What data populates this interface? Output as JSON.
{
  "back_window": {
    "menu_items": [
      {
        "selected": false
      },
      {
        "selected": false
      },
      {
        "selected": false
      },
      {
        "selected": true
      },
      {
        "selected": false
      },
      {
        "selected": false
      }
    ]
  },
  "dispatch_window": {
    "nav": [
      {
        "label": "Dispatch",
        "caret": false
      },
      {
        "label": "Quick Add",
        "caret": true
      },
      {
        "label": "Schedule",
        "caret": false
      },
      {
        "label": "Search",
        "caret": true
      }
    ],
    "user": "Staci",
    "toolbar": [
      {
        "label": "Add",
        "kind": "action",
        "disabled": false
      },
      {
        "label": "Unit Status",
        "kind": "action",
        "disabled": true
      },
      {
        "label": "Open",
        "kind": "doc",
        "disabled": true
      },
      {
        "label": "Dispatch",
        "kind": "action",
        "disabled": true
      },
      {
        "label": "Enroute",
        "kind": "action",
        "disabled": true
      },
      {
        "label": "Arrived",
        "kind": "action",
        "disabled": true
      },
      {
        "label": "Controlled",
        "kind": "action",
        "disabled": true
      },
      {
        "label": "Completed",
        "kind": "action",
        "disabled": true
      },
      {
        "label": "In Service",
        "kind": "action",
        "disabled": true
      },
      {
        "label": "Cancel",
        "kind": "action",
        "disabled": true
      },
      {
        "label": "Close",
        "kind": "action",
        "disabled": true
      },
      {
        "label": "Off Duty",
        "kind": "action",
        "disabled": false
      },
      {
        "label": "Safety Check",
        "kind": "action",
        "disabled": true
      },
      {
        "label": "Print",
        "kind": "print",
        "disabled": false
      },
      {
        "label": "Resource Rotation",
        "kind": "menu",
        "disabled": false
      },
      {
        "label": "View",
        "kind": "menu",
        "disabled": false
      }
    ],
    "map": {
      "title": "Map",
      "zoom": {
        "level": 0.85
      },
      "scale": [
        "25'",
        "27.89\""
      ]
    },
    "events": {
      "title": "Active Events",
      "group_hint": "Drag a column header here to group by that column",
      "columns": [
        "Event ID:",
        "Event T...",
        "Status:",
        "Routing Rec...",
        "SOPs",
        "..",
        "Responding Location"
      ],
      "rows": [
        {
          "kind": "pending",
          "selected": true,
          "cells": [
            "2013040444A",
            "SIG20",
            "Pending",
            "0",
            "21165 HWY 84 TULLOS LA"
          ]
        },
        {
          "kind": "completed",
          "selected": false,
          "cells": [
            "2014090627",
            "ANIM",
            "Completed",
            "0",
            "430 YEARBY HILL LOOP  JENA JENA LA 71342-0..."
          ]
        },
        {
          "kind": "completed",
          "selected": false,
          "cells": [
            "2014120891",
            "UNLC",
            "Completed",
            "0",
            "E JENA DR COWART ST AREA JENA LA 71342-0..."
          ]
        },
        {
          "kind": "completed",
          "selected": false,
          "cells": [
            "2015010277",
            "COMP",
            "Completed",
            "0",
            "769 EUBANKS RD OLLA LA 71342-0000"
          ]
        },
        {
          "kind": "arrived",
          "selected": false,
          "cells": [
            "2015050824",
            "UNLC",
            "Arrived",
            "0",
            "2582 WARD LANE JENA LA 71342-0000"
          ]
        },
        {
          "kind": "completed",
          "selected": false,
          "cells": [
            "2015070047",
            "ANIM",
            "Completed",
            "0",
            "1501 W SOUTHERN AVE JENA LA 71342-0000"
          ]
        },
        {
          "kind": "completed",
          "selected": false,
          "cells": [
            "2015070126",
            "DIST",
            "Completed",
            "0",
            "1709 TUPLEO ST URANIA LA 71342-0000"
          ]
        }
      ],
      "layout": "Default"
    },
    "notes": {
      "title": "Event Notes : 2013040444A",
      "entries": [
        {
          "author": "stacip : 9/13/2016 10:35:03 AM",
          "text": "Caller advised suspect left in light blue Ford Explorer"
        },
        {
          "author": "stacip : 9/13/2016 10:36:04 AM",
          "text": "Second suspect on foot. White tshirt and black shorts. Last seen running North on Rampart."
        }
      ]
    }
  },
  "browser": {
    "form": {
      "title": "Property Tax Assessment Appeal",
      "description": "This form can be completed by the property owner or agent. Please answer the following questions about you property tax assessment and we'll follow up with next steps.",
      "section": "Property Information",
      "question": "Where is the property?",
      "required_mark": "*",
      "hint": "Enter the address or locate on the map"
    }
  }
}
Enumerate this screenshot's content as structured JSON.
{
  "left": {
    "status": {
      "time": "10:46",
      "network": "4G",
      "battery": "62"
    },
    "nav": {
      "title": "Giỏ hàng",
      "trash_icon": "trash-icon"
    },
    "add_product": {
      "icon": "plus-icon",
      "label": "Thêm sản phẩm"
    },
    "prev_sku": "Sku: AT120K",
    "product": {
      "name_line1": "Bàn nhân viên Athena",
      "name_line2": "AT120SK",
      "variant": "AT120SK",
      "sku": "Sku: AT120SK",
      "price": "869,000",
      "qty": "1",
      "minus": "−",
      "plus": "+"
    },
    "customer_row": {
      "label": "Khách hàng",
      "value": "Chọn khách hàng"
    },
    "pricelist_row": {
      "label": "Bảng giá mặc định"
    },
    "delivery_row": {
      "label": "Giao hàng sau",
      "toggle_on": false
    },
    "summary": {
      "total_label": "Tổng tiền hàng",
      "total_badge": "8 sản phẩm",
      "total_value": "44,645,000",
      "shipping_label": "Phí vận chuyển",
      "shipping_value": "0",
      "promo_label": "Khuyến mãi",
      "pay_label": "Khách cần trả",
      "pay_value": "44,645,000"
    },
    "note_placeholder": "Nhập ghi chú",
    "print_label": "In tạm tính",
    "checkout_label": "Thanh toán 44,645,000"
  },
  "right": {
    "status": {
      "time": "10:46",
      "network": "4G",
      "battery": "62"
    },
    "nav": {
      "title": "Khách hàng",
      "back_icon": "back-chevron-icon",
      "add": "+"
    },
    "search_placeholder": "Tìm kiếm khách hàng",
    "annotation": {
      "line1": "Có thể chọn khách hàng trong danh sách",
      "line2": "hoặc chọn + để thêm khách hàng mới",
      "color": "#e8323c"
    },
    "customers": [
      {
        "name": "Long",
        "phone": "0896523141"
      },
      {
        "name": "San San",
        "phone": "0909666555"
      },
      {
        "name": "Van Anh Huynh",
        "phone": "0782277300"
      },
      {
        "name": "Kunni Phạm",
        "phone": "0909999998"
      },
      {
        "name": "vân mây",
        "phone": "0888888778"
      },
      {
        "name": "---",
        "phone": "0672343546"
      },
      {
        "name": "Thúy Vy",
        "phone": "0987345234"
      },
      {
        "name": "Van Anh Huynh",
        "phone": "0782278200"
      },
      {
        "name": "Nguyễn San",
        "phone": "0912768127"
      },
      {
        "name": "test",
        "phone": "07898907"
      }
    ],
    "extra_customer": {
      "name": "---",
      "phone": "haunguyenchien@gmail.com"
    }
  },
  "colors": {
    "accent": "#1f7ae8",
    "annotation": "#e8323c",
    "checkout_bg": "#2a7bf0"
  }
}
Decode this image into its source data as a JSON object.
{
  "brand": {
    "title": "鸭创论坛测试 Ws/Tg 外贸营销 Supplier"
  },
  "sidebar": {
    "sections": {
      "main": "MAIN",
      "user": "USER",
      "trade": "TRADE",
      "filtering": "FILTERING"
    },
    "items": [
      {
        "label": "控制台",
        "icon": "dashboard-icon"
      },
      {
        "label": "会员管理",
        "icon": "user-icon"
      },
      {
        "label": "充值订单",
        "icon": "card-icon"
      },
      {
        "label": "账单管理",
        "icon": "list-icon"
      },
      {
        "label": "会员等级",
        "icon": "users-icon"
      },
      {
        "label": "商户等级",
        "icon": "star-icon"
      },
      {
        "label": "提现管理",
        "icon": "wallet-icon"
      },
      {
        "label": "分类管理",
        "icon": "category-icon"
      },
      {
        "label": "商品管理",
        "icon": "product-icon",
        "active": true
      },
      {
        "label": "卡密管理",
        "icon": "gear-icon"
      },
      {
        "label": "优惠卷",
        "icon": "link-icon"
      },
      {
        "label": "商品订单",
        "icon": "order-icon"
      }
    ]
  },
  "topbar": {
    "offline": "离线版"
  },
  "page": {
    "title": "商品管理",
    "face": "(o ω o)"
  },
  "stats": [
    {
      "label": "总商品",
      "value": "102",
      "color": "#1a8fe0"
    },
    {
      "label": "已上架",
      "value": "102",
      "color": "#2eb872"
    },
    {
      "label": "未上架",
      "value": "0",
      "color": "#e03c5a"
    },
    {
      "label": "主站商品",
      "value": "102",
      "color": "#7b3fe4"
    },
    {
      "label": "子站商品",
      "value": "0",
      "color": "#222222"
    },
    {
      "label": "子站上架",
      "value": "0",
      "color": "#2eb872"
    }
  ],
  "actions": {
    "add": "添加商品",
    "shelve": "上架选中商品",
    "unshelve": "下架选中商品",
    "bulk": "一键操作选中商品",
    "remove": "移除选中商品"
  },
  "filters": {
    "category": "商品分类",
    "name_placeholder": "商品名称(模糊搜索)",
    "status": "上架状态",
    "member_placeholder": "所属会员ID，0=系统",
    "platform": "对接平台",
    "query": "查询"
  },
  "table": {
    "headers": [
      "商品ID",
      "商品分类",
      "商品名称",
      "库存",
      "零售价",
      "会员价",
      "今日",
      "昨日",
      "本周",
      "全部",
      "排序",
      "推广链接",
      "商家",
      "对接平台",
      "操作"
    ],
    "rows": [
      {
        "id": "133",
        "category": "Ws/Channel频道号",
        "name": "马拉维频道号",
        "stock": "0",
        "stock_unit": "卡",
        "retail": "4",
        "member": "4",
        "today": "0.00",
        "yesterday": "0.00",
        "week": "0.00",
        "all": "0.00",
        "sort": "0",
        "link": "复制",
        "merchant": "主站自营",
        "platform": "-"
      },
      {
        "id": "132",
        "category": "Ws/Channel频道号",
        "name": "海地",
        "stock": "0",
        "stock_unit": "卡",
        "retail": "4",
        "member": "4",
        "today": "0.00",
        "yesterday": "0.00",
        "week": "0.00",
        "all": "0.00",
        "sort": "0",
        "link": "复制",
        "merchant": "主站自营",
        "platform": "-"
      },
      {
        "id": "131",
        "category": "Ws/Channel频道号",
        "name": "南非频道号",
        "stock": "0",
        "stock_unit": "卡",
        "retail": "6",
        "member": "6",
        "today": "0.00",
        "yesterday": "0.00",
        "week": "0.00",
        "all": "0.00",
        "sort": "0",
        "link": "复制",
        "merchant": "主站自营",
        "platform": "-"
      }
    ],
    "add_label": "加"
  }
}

■ Stated exercise
Check each line above for the word "stacip" and give the number of lines that have it, nothing else.

■ Task output
2